Request = Write out every single entry exactly.
--- Input rows ---
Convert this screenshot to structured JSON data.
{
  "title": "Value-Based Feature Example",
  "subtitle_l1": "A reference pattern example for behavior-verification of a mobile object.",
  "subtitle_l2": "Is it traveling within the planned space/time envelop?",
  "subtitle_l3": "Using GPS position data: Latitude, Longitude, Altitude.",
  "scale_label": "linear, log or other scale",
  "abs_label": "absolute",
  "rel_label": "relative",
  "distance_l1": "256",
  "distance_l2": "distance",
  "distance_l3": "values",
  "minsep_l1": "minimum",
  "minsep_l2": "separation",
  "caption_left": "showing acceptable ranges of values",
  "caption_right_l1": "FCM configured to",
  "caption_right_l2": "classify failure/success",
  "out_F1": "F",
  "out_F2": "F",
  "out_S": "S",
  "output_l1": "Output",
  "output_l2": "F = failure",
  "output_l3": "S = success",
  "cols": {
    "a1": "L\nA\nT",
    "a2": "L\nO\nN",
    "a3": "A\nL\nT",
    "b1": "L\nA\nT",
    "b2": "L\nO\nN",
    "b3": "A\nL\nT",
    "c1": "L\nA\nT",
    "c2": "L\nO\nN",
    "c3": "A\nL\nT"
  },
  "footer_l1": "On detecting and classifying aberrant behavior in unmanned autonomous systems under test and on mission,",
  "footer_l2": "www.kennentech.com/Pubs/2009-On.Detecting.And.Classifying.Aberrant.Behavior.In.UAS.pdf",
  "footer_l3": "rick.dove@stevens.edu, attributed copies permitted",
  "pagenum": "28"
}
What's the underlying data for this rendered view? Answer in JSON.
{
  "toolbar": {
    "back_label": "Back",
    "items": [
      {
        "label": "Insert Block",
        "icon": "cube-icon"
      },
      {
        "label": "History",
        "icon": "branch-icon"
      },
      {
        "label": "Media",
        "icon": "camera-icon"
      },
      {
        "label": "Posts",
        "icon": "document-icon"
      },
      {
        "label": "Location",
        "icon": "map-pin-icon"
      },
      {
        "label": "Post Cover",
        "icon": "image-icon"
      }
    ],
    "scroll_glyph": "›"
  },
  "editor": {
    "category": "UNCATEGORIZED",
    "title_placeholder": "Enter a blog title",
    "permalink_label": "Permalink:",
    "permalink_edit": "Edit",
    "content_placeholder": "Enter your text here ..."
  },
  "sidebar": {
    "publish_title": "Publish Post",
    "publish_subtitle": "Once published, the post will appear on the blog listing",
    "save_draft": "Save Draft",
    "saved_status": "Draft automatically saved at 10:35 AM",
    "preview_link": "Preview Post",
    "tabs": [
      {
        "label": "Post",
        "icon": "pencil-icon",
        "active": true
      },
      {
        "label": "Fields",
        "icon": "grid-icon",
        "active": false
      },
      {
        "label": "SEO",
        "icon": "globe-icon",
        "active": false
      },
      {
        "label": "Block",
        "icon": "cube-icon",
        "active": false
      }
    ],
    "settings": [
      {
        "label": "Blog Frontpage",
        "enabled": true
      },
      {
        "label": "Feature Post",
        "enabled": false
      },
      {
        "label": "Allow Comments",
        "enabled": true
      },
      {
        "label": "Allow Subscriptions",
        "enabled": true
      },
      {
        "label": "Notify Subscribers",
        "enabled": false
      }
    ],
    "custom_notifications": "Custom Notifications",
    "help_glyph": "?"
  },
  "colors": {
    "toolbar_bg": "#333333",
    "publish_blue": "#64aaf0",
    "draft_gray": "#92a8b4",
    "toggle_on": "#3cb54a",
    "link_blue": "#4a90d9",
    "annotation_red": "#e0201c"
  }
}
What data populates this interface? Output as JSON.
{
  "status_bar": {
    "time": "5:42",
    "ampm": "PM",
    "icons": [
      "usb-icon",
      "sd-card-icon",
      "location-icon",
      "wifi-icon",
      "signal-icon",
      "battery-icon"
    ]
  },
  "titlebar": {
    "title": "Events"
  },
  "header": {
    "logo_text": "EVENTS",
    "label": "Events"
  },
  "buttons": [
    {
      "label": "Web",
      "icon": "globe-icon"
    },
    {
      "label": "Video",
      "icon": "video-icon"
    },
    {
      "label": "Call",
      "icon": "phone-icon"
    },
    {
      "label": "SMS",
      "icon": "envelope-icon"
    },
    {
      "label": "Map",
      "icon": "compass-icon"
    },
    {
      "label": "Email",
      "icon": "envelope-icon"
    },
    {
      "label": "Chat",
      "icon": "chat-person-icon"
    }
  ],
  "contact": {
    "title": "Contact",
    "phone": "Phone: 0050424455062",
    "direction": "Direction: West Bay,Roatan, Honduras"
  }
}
---
Result =
Convert this screenshot to structured JSON data.
{
  "title": "Value-Based Feature Example",
  "subtitle_l1": "A reference pattern example for behavior-verification of a mobile object.",
  "subtitle_l2": "Is it traveling within the planned space/time envelop?",
  "subtitle_l3": "Using GPS position data: Latitude, Longitude, Altitude.",
  "scale_label": "linear, log or other scale",
  "abs_label": "absolute",
  "rel_label": "relative",
  "distance_l1": "256",
  "distance_l2": "distance",
  "distance_l3": "values",
  "minsep_l1": "minimum",
  "minsep_l2": "separation",
  "caption_left": "showing acceptable ranges of values",
  "caption_right_l1": "FCM configured to",
  "caption_right_l2": "classify failure/success",
  "out_F1": "F",
  "out_F2": "F",
  "out_S": "S",
  "output_l1": "Output",
  "output_l2": "F = failure",
  "output_l3": "S = success",
  "cols": {
    "a1": "L\nA\nT",
    "a2": "L\nO\nN",
    "a3": "A\nL\nT",
    "b1": "L\nA\nT",
    "b2": "L\nO\nN",
    "b3": "A\nL\nT",
    "c1": "L\nA\nT",
    "c2": "L\nO\nN",
    "c3": "A\nL\nT"
  },
  "footer_l1": "On detecting and classifying aberrant behavior in unmanned autonomous systems under test and on mission,",
  "footer_l2": "www.kennentech.com/Pubs/2009-On.Detecting.And.Classifying.Aberrant.Behavior.In.UAS.pdf",
  "footer_l3": "rick.dove@stevens.edu, attributed copies permitted",
  "pagenum": "28"
}
What's the underlying data for this rendered view? Answer in JSON.
{
  "toolbar": {
    "back_label": "Back",
    "items": [
      {
        "label": "Insert Block",
        "icon": "cube-icon"
      },
      {
        "label": "History",
        "icon": "branch-icon"
      },
      {
        "label": "Media",
        "icon": "camera-icon"
      },
      {
        "label": "Posts",
        "icon": "document-icon"
      },
      {
        "label": "Location",
        "icon": "map-pin-icon"
      },
      {
        "label": "Post Cover",
        "icon": "image-icon"
      }
    ],
    "scroll_glyph": "›"
  },
  "editor": {
    "category": "UNCATEGORIZED",
    "title_placeholder": "Enter a blog title",
    "permalink_label": "Permalink:",
    "permalink_edit": "Edit",
    "content_placeholder": "Enter your text here ..."
  },
  "sidebar": {
    "publish_title": "Publish Post",
    "publish_subtitle": "Once published, the post will appear on the blog listing",
    "save_draft": "Save Draft",
    "saved_status": "Draft automatically saved at 10:35 AM",
    "preview_link": "Preview Post",
    "tabs": [
      {
        "label": "Post",
        "icon": "pencil-icon",
        "active": true
      },
      {
        "label": "Fields",
        "icon": "grid-icon",
        "active": false
      },
      {
        "label": "SEO",
        "icon": "globe-icon",
        "active": false
      },
      {
        "label": "Block",
        "icon": "cube-icon",
        "active": false
      }
    ],
    "settings": [
      {
        "label": "Blog Frontpage",
        "enabled": true
      },
      {
        "label": "Feature Post",
        "enabled": false
      },
      {
        "label": "Allow Comments",
        "enabled": true
      },
      {
        "label": "Allow Subscriptions",
        "enabled": true
      },
      {
        "label": "Notify Subscribers",
        "enabled": false
      }
    ],
    "custom_notifications": "Custom Notifications",
    "help_glyph": "?"
  },
  "colors": {
    "toolbar_bg": "#333333",
    "publish_blue": "#64aaf0",
    "draft_gray": "#92a8b4",
    "toggle_on": "#3cb54a",
    "link_blue": "#4a90d9",
    "annotation_red": "#e0201c"
  }
}
What data populates this interface? Output as JSON.
{
  "status_bar": {
    "time": "5:42",
    "ampm": "PM",
    "icons": [
      "usb-icon",
      "sd-card-icon",
      "location-icon",
      "wifi-icon",
      "signal-icon",
      "battery-icon"
    ]
  },
  "titlebar": {
    "title": "Events"
  },
  "header": {
    "logo_text": "EVENTS",
    "label": "Events"
  },
  "buttons": [
    {
      "label": "Web",
      "icon": "globe-icon"
    },
    {
      "label": "Video",
      "icon": "video-icon"
    },
    {
      "label": "Call",
      "icon": "phone-icon"
    },
    {
      "label": "SMS",
      "icon": "envelope-icon"
    },
    {
      "label": "Map",
      "icon": "compass-icon"
    },
    {
      "label": "Email",
      "icon": "envelope-icon"
    },
    {
      "label": "Chat",
      "icon": "chat-person-icon"
    }
  ],
  "contact": {
    "title": "Contact",
    "phone": "Phone: 0050424455062",
    "direction": "Direction: West Bay,Roatan, Honduras"
  }
}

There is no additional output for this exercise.